(Stored records)
^^^^^^^^

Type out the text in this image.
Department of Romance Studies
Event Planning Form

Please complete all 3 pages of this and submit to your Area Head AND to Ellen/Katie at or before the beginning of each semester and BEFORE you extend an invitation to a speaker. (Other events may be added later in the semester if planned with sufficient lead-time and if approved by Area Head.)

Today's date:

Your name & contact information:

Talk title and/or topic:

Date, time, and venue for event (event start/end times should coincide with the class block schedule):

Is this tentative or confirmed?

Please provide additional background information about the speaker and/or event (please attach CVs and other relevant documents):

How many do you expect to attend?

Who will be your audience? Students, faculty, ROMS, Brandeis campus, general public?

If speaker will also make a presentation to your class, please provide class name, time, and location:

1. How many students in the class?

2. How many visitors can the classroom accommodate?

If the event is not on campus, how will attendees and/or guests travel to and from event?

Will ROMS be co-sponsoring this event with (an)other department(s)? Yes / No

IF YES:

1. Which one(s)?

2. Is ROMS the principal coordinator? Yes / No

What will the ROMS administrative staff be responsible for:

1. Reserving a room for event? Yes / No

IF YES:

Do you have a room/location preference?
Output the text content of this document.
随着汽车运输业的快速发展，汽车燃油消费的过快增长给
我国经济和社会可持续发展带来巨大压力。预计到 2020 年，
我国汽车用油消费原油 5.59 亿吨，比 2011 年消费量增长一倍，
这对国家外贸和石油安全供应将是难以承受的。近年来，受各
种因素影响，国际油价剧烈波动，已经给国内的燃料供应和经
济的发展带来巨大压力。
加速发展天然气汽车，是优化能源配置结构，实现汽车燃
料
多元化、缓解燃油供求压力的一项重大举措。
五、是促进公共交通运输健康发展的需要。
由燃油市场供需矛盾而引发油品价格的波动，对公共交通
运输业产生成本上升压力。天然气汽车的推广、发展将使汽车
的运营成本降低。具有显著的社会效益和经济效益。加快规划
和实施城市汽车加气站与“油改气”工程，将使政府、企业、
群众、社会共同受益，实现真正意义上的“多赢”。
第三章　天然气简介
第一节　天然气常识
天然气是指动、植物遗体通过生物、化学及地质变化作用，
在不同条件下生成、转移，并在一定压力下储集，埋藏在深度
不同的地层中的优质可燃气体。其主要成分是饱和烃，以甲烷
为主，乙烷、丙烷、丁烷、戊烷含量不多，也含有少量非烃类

^^^^^^^^

(THE PROBLEM):
State how many lines of the listing above hold the word "ROMS", with nothing but the number.

(EXERCISE SOLUTION):
4